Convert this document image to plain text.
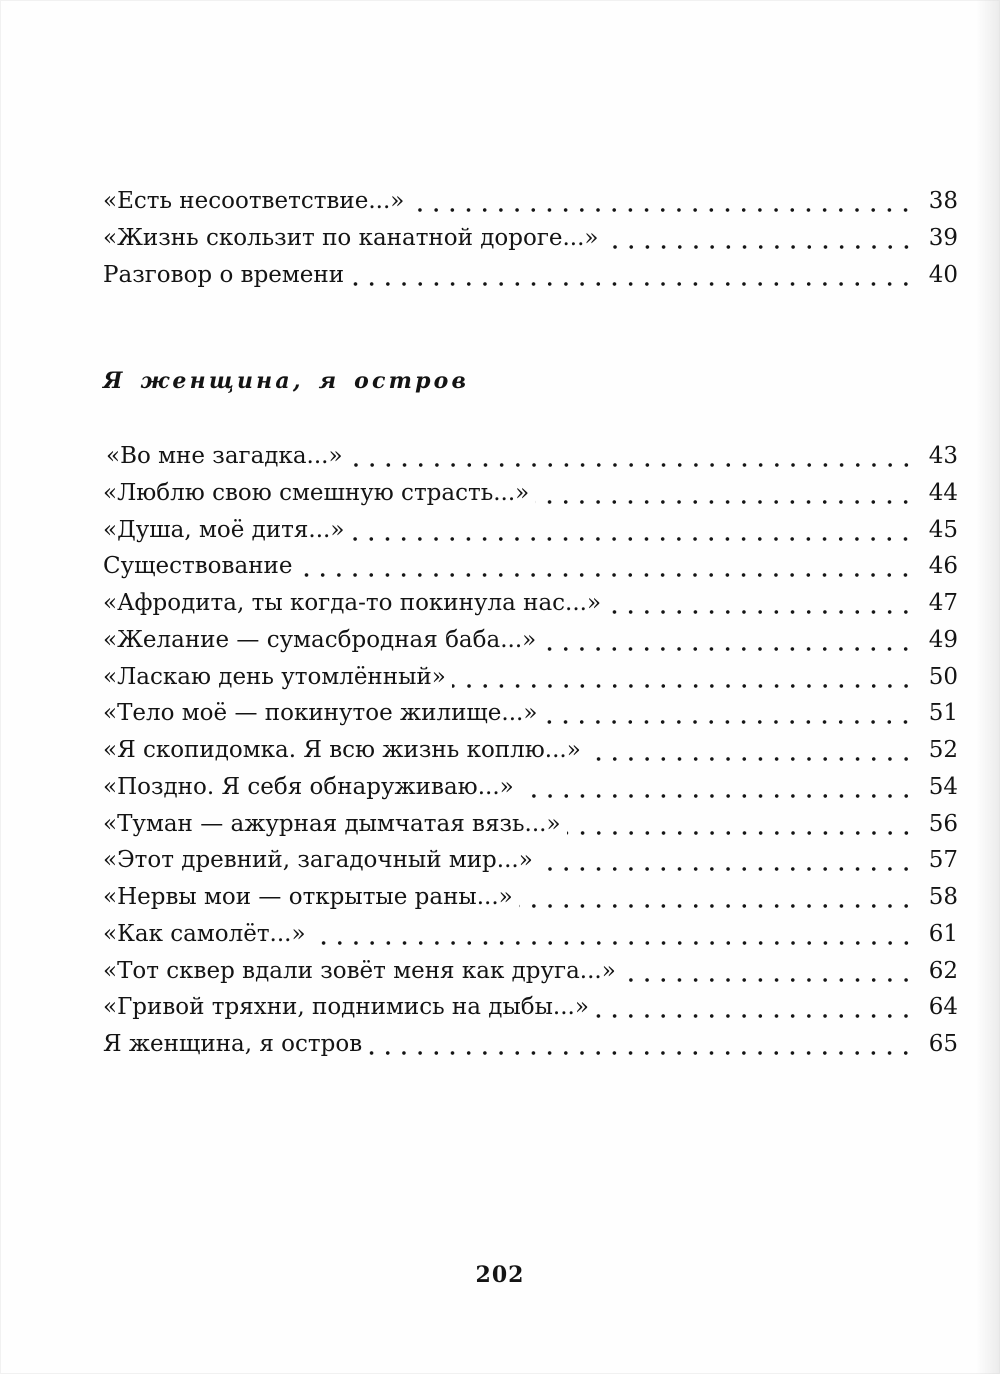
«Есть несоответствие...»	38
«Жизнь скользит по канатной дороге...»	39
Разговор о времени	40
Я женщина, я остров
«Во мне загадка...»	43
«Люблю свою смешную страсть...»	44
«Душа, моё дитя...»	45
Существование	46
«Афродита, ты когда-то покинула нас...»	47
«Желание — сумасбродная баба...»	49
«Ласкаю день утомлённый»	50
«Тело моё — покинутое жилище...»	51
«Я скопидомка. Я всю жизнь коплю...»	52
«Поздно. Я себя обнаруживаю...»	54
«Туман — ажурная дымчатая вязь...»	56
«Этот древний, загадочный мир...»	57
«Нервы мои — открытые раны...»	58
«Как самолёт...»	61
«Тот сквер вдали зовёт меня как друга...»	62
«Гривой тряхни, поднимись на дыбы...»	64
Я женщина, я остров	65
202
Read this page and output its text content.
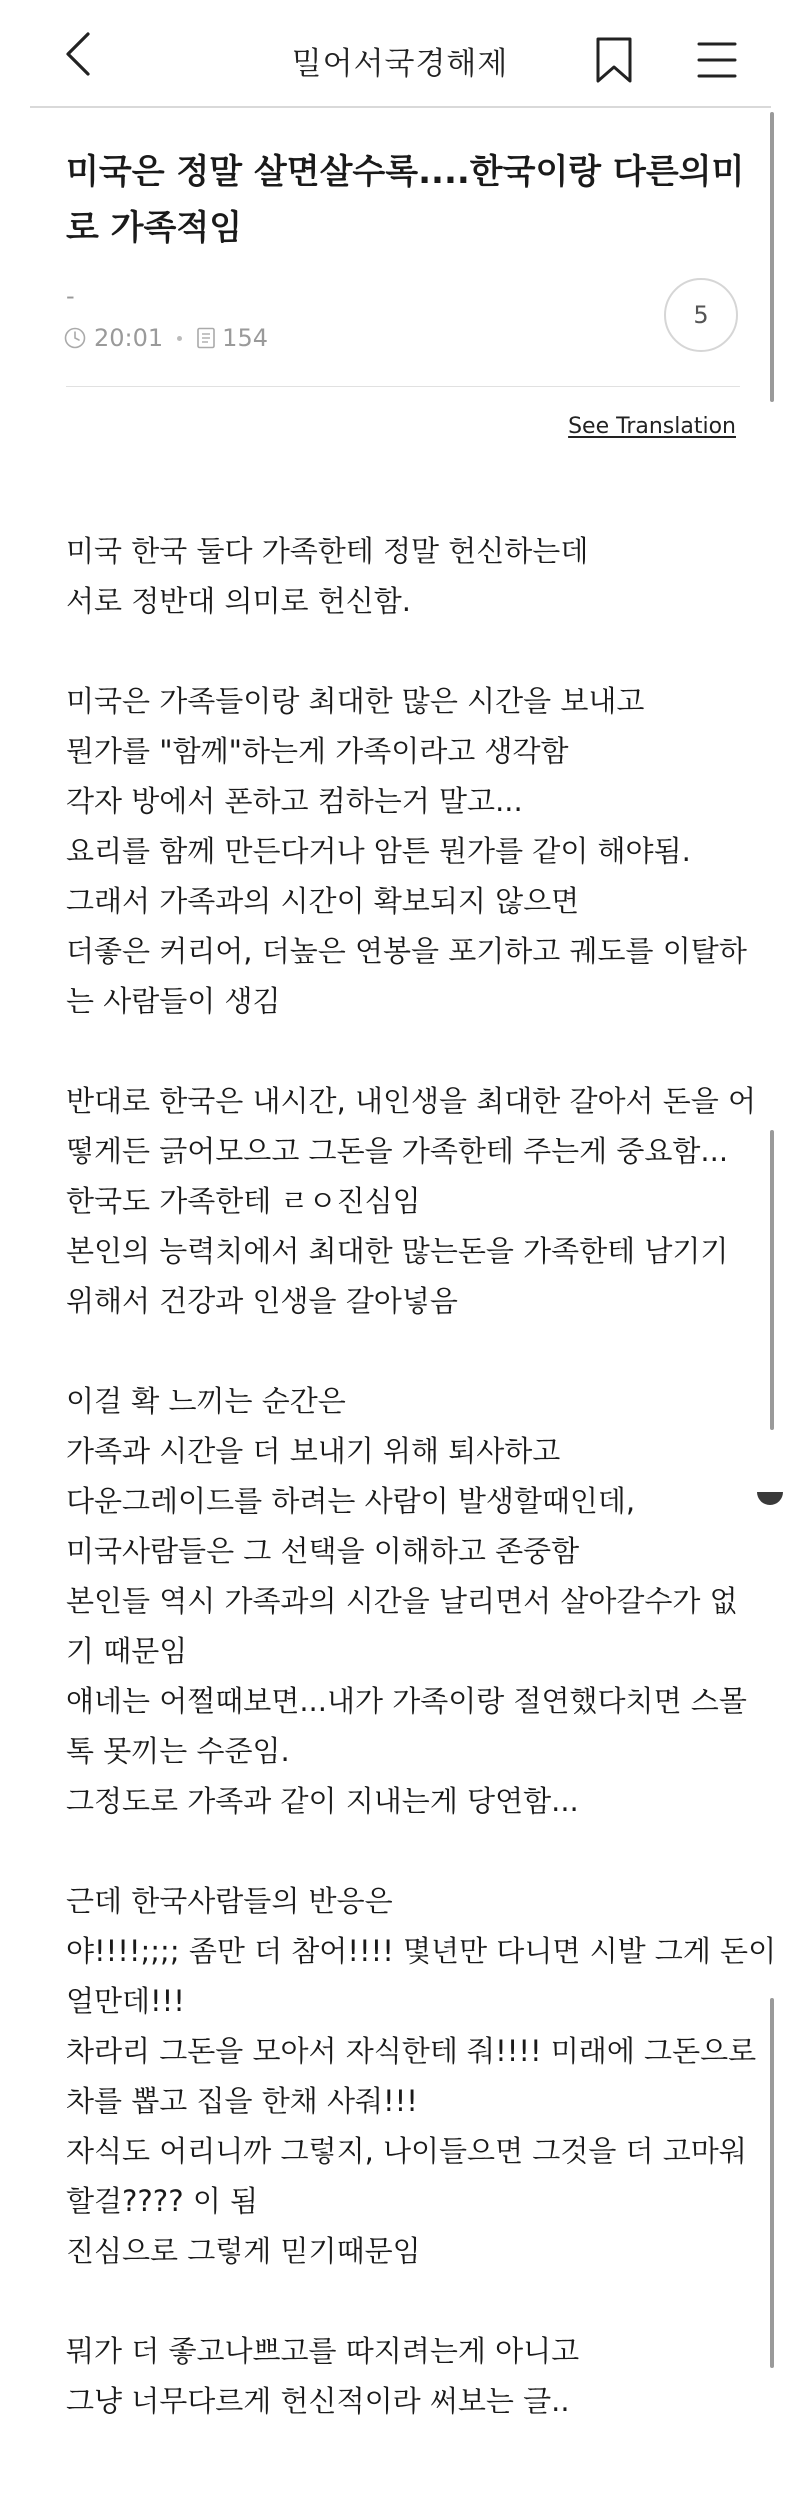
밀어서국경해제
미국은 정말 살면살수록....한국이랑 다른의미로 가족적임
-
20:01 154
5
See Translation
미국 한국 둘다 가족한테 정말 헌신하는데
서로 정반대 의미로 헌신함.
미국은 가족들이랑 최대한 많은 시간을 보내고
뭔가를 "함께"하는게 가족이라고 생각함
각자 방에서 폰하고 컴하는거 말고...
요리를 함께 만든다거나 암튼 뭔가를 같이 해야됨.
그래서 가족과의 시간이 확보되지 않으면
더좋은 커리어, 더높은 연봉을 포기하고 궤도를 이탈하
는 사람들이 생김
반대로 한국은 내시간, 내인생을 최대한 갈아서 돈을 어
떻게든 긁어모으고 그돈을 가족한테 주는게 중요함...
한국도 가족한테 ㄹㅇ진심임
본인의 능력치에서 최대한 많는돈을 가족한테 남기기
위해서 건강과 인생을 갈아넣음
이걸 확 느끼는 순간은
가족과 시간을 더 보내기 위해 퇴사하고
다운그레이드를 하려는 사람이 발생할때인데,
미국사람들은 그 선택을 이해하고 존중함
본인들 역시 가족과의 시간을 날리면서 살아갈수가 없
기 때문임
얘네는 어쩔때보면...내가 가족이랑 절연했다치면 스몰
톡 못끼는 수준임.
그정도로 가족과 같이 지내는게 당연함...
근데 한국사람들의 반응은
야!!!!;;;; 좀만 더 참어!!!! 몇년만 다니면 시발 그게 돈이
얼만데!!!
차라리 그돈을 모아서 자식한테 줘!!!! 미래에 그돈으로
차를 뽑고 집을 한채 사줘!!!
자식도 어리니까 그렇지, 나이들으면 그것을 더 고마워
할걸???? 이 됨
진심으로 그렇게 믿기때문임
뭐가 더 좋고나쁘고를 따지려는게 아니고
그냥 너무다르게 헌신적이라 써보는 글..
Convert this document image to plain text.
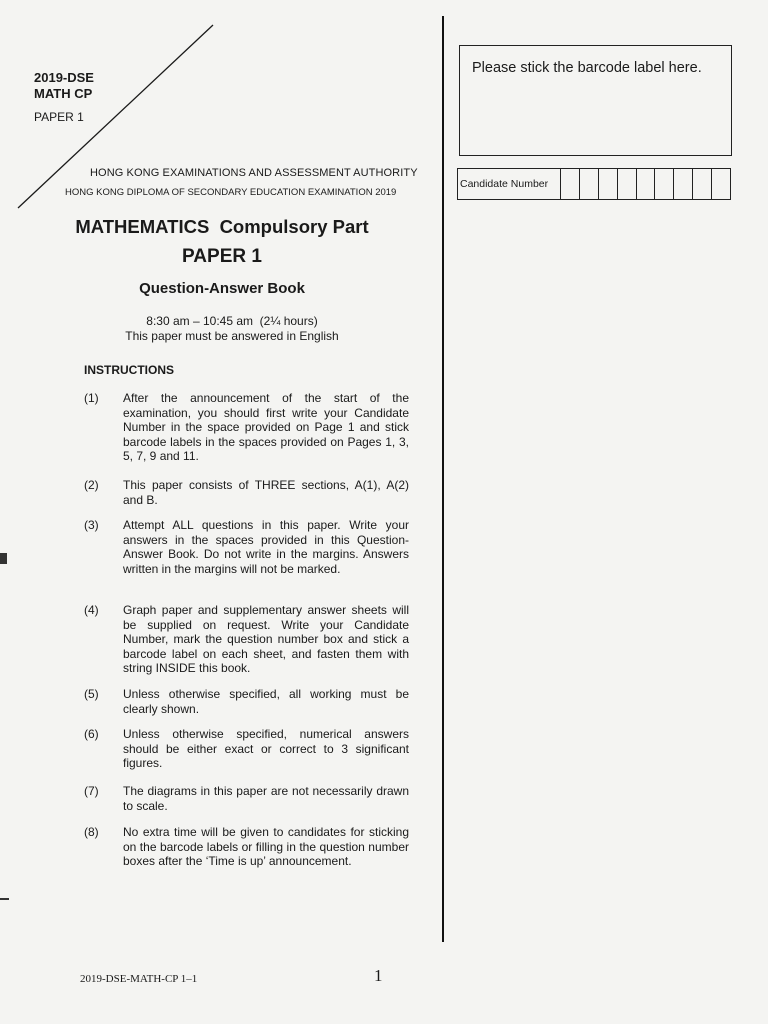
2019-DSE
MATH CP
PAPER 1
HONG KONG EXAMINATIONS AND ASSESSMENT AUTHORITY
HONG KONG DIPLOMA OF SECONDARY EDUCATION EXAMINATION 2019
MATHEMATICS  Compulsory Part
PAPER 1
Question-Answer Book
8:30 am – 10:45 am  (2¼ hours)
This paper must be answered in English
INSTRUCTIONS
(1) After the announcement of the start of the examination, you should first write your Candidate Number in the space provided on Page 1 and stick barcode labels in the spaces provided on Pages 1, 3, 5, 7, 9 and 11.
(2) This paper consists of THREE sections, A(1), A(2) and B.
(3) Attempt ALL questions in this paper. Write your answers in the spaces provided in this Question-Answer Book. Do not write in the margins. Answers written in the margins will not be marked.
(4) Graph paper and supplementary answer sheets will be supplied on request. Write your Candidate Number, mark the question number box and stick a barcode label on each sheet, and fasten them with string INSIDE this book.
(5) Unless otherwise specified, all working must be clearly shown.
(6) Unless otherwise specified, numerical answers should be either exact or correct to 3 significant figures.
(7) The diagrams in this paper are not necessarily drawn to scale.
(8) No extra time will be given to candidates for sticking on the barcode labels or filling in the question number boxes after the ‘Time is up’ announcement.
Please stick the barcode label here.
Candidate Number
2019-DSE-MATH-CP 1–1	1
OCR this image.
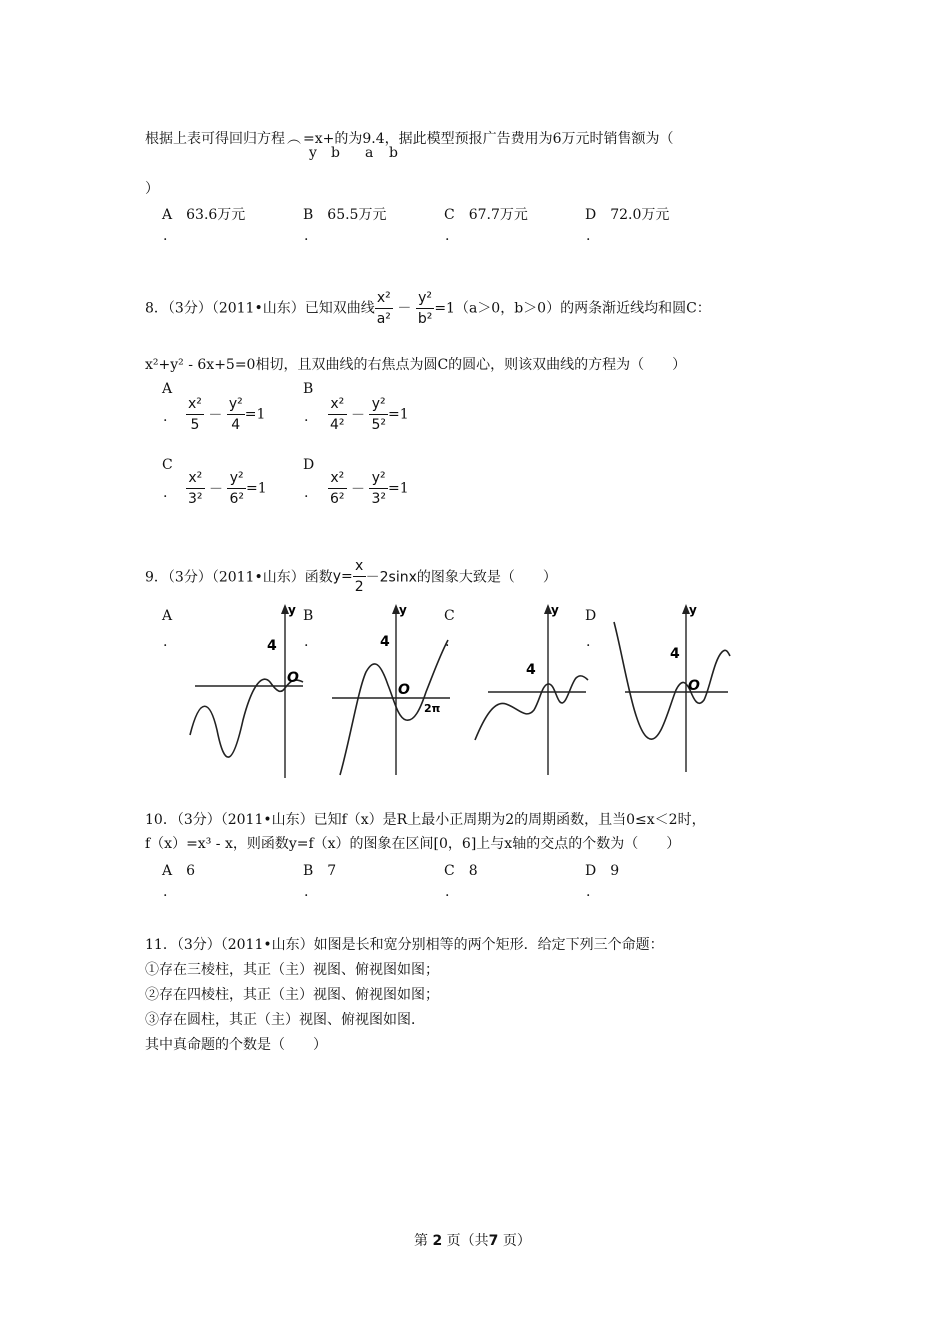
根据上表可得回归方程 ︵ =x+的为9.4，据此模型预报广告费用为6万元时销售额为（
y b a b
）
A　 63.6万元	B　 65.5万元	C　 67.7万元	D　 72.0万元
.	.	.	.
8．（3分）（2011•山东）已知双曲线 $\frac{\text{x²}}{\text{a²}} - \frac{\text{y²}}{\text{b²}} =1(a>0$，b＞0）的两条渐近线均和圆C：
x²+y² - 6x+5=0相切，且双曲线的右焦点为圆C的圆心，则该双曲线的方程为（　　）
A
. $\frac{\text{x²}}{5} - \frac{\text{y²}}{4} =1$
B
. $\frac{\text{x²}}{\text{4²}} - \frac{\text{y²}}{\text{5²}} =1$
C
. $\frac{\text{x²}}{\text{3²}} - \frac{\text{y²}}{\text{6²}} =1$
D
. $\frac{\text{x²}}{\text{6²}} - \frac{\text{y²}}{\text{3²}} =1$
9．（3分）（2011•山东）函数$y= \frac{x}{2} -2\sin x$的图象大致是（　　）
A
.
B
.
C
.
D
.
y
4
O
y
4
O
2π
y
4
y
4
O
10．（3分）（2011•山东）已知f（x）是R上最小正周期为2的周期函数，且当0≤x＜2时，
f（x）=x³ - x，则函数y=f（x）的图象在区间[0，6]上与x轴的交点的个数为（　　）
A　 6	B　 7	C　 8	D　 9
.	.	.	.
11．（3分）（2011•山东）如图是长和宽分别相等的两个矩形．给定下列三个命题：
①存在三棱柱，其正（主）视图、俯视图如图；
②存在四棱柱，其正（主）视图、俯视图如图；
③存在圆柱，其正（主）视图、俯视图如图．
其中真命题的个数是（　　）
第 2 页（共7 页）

□ □ □ □

The request:
Reproduce all the records verbatim, excluding images.

Solution to this problem:
Convert this document image to plain text.
«Есть несоответствие...»	38
«Жизнь скользит по канатной дороге...»	39
Разговор о времени	40
Я женщина, я остров
«Во мне загадка...»	43
«Люблю свою смешную страсть...»	44
«Душа, моё дитя...»	45
Существование	46
«Афродита, ты когда-то покинула нас...»	47
«Желание — сумасбродная баба...»	49
«Ласкаю день утомлённый»	50
«Тело моё — покинутое жилище...»	51
«Я скопидомка. Я всю жизнь коплю...»	52
«Поздно. Я себя обнаруживаю...»	54
«Туман — ажурная дымчатая вязь...»	56
«Этот древний, загадочный мир...»	57
«Нервы мои — открытые раны...»	58
«Как самолёт...»	61
«Тот сквер вдали зовёт меня как друга...»	62
«Гривой тряхни, поднимись на дыбы...»	64
Я женщина, я остров	65
202
Read this page and output its text content.
밀어서국경해제
미국은 정말 살면살수록....한국이랑 다른의미로 가족적임
-
20:01 154
5
See Translation
미국 한국 둘다 가족한테 정말 헌신하는데
서로 정반대 의미로 헌신함.
미국은 가족들이랑 최대한 많은 시간을 보내고
뭔가를 "함께"하는게 가족이라고 생각함
각자 방에서 폰하고 컴하는거 말고...
요리를 함께 만든다거나 암튼 뭔가를 같이 해야됨.
그래서 가족과의 시간이 확보되지 않으면
더좋은 커리어, 더높은 연봉을 포기하고 궤도를 이탈하
는 사람들이 생김
반대로 한국은 내시간, 내인생을 최대한 갈아서 돈을 어
떻게든 긁어모으고 그돈을 가족한테 주는게 중요함...
한국도 가족한테 ㄹㅇ진심임
본인의 능력치에서 최대한 많는돈을 가족한테 남기기
위해서 건강과 인생을 갈아넣음
이걸 확 느끼는 순간은
가족과 시간을 더 보내기 위해 퇴사하고
다운그레이드를 하려는 사람이 발생할때인데,
미국사람들은 그 선택을 이해하고 존중함
본인들 역시 가족과의 시간을 날리면서 살아갈수가 없
기 때문임
얘네는 어쩔때보면...내가 가족이랑 절연했다치면 스몰
톡 못끼는 수준임.
그정도로 가족과 같이 지내는게 당연함...
근데 한국사람들의 반응은
야!!!!;;;; 좀만 더 참어!!!! 몇년만 다니면 시발 그게 돈이
얼만데!!!
차라리 그돈을 모아서 자식한테 줘!!!! 미래에 그돈으로
차를 뽑고 집을 한채 사줘!!!
자식도 어리니까 그렇지, 나이들으면 그것을 더 고마워
할걸???? 이 됨
진심으로 그렇게 믿기때문임
뭐가 더 좋고나쁘고를 따지려는게 아니고
그냥 너무다르게 헌신적이라 써보는 글..
Convert this document image to plain text.
2019-DSE
MATH CP
PAPER 1
HONG KONG EXAMINATIONS AND ASSESSMENT AUTHORITY
HONG KONG DIPLOMA OF SECONDARY EDUCATION EXAMINATION 2019
MATHEMATICS  Compulsory Part
PAPER 1
Question-Answer Book
8:30 am – 10:45 am  (2¼ hours)
This paper must be answered in English
INSTRUCTIONS
(1) After the announcement of the start of the examination, you should first write your Candidate Number in the space provided on Page 1 and stick barcode labels in the spaces provided on Pages 1, 3, 5, 7, 9 and 11.
(2) This paper consists of THREE sections, A(1), A(2) and B.
(3) Attempt ALL questions in this paper. Write your answers in the spaces provided in this Question-Answer Book. Do not write in the margins. Answers written in the margins will not be marked.
(4) Graph paper and supplementary answer sheets will be supplied on request. Write your Candidate Number, mark the question number box and stick a barcode label on each sheet, and fasten them with string INSIDE this book.
(5) Unless otherwise specified, all working must be clearly shown.
(6) Unless otherwise specified, numerical answers should be either exact or correct to 3 significant figures.
(7) The diagrams in this paper are not necessarily drawn to scale.
(8) No extra time will be given to candidates for sticking on the barcode labels or filling in the question number boxes after the ‘Time is up’ announcement.
Please stick the barcode label here.
Candidate Number
2019-DSE-MATH-CP 1–1	1
OCR this image.
根据上表可得回归方程 ︵ =x+的为9.4，据此模型预报广告费用为6万元时销售额为（
y b a b
）
A　 63.6万元	B　 65.5万元	C　 67.7万元	D　 72.0万元
.	.	.	.
8．（3分）（2011•山东）已知双曲线 $\frac{\text{x²}}{\text{a²}} - \frac{\text{y²}}{\text{b²}} =1(a>0$，b＞0）的两条渐近线均和圆C：
x²+y² - 6x+5=0相切，且双曲线的右焦点为圆C的圆心，则该双曲线的方程为（　　）
A
. $\frac{\text{x²}}{5} - \frac{\text{y²}}{4} =1$
B
. $\frac{\text{x²}}{\text{4²}} - \frac{\text{y²}}{\text{5²}} =1$
C
. $\frac{\text{x²}}{\text{3²}} - \frac{\text{y²}}{\text{6²}} =1$
D
. $\frac{\text{x²}}{\text{6²}} - \frac{\text{y²}}{\text{3²}} =1$
9．（3分）（2011•山东）函数$y= \frac{x}{2} -2\sin x$的图象大致是（　　）
A
.
B
.
C
.
D
.
y
4
O
y
4
O
2π
y
4
y
4
O
10．（3分）（2011•山东）已知f（x）是R上最小正周期为2的周期函数，且当0≤x＜2时，
f（x）=x³ - x，则函数y=f（x）的图象在区间[0，6]上与x轴的交点的个数为（　　）
A　 6	B　 7	C　 8	D　 9
.	.	.	.
11．（3分）（2011•山东）如图是长和宽分别相等的两个矩形．给定下列三个命题：
①存在三棱柱，其正（主）视图、俯视图如图；
②存在四棱柱，其正（主）视图、俯视图如图；
③存在圆柱，其正（主）视图、俯视图如图．
其中真命题的个数是（　　）
第 2 页（共7 页）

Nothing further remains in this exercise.